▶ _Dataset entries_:
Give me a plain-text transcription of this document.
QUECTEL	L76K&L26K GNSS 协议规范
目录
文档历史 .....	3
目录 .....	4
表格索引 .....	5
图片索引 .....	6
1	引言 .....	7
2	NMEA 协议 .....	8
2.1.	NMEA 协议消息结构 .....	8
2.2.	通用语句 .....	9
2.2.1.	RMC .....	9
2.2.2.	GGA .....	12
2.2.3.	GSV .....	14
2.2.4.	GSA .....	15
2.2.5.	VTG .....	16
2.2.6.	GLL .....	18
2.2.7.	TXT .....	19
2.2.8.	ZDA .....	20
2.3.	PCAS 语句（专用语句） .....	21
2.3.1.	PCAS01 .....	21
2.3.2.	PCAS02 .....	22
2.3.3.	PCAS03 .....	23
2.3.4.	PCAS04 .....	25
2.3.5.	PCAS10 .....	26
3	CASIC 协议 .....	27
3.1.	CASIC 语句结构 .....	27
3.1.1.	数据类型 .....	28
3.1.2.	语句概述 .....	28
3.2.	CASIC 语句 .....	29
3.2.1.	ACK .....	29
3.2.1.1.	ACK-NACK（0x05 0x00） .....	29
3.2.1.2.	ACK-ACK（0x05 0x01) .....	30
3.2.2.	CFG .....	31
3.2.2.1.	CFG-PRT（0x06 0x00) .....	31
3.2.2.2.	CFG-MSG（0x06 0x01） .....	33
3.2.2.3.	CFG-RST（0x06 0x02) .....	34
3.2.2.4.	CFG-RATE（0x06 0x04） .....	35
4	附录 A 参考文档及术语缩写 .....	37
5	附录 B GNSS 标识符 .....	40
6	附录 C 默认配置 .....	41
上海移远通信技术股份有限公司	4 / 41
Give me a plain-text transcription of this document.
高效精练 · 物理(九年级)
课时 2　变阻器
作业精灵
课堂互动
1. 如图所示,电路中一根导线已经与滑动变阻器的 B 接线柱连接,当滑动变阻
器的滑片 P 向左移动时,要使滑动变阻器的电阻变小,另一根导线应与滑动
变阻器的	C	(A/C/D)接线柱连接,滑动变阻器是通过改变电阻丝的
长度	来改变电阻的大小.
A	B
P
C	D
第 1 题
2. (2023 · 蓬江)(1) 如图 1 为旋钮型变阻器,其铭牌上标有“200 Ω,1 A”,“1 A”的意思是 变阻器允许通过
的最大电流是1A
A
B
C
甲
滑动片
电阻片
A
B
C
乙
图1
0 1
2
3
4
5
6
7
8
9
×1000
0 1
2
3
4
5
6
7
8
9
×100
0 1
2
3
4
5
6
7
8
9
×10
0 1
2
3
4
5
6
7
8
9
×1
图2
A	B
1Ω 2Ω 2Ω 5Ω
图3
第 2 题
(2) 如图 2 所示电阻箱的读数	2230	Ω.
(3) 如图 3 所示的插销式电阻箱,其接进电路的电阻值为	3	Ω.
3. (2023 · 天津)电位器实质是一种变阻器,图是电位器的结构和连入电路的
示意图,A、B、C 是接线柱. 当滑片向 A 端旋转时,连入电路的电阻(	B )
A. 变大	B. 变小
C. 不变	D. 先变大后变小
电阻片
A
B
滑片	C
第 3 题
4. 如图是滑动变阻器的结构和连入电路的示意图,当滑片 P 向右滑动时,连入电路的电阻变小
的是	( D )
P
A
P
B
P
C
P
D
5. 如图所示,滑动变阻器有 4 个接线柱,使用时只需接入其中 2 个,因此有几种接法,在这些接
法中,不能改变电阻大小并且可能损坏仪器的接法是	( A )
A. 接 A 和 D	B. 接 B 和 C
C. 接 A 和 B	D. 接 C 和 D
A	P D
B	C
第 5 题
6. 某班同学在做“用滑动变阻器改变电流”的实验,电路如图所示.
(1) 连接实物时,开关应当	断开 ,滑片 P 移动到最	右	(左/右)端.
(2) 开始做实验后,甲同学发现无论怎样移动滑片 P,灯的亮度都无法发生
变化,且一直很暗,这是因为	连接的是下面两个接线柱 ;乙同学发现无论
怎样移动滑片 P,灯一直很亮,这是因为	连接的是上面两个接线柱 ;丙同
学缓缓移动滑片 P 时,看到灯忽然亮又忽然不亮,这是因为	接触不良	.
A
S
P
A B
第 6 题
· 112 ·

▶ _Work to do_: Search the records for the word "接线柱连接". Copy every line that has it.

▶ _Response to this exercise_:
1. 如图所示,电路中一根导线已经与滑动变阻器的 B 接线柱连接,当滑动变阻
变阻器的	C	(A/C/D)接线柱连接,滑动变阻器是通过改变电阻丝的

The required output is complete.